--- Instruction ---
Answer with the number of lines in the listing below that contain the word "title", and nothing else.

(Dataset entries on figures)
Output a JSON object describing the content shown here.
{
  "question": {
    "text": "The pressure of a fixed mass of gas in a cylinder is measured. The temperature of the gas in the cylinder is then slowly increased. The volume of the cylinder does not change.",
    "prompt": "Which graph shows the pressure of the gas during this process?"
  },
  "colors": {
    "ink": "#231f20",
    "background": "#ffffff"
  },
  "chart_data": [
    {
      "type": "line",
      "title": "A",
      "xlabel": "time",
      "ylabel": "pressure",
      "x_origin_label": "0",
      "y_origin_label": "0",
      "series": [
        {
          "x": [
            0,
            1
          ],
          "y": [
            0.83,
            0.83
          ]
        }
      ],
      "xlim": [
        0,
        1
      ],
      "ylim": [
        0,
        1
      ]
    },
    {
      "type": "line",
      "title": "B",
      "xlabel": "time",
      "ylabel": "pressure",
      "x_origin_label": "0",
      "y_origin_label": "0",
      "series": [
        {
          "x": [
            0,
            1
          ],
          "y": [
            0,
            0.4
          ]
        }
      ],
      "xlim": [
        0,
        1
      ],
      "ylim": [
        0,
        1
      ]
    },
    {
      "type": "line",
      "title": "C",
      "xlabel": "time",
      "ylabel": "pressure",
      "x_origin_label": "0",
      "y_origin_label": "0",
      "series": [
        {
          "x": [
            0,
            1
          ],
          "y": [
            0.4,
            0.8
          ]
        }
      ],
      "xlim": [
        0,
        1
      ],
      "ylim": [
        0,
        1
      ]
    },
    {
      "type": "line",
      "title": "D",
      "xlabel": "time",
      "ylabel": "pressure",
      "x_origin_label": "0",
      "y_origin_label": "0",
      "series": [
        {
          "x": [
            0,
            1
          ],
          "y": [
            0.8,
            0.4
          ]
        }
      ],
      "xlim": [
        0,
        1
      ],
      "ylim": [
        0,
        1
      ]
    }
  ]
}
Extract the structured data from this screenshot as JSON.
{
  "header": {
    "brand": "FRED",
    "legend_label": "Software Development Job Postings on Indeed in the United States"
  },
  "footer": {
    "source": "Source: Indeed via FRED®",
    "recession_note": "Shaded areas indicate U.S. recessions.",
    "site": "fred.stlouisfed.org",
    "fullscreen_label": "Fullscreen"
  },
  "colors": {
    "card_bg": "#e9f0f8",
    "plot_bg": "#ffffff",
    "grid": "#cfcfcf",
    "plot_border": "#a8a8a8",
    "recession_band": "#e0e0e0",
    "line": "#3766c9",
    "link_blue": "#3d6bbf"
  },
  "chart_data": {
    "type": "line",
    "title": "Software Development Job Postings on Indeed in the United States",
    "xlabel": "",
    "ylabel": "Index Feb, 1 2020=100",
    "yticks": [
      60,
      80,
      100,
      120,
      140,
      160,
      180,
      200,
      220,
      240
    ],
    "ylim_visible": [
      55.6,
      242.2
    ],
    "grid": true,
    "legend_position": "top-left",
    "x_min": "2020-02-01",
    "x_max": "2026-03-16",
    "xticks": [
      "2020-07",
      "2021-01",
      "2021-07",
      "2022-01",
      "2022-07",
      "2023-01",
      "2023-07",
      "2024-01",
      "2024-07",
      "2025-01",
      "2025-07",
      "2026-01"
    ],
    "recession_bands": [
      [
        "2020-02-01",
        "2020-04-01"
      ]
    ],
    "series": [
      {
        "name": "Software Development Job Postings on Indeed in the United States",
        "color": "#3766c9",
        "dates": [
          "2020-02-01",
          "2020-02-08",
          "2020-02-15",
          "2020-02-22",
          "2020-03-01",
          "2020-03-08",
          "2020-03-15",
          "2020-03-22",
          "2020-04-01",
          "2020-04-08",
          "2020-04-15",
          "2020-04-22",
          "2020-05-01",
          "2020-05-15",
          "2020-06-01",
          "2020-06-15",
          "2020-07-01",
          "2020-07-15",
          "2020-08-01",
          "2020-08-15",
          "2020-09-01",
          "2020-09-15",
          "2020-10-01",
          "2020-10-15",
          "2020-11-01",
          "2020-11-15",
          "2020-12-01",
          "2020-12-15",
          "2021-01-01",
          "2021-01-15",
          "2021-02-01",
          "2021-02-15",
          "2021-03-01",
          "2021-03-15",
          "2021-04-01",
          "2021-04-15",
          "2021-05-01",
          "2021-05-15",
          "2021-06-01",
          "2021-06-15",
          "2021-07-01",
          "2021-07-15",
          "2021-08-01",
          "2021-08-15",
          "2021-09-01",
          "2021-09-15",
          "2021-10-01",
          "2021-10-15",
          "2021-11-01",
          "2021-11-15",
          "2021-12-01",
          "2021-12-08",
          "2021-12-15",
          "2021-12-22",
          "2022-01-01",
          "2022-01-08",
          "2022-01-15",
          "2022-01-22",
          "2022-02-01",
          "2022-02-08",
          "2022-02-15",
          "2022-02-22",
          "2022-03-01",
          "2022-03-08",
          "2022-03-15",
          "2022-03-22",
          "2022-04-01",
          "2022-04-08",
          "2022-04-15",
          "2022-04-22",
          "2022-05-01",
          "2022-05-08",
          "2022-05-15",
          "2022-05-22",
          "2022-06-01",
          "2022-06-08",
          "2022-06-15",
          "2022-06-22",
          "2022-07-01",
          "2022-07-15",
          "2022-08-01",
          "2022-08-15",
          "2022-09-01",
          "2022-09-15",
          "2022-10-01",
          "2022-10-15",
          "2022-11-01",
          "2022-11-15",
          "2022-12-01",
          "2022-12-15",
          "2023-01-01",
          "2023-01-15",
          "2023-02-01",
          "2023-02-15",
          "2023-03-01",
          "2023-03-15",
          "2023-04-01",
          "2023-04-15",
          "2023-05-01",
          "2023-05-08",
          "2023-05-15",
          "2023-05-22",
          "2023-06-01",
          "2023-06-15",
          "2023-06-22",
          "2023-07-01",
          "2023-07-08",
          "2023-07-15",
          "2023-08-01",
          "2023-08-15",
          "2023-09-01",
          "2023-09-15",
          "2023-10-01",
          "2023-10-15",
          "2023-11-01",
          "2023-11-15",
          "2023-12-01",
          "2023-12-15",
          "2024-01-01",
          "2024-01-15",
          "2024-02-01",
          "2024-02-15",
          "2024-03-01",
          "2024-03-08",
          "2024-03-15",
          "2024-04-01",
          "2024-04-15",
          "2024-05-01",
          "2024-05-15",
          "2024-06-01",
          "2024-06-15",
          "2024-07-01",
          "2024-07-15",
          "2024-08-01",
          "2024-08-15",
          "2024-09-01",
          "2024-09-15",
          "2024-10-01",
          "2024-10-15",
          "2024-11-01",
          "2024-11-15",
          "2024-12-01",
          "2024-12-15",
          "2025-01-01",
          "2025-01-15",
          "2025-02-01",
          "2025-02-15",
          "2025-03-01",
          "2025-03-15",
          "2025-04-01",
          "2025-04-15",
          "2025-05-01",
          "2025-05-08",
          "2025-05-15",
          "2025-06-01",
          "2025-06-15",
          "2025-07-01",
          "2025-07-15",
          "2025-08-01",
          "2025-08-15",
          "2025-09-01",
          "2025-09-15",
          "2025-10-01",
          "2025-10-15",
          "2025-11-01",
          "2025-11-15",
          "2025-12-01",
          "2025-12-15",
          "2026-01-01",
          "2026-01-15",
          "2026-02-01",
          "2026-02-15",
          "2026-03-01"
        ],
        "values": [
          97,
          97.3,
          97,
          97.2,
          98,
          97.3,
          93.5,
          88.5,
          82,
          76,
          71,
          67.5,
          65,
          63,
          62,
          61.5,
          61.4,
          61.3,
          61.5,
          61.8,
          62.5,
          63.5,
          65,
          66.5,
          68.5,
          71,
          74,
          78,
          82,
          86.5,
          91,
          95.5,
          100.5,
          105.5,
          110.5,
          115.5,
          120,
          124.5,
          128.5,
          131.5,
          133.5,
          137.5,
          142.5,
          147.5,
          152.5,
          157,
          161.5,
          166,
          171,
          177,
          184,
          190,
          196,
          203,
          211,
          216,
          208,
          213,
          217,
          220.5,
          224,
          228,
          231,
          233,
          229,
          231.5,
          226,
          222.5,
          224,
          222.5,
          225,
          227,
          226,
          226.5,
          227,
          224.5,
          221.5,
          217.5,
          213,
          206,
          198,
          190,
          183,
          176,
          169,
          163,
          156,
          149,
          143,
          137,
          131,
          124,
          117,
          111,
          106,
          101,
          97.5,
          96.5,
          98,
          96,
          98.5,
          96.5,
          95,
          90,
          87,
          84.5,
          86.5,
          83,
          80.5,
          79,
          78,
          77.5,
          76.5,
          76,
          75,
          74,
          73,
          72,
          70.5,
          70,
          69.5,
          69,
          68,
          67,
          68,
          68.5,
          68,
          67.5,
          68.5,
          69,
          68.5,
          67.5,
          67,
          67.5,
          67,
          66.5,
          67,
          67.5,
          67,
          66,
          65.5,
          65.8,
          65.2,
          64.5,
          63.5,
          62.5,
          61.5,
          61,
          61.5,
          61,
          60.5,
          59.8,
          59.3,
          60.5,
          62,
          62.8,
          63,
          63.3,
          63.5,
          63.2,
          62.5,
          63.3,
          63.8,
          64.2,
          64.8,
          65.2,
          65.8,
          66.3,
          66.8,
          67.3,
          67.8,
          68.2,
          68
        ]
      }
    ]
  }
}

--- Solution for this problem ---
5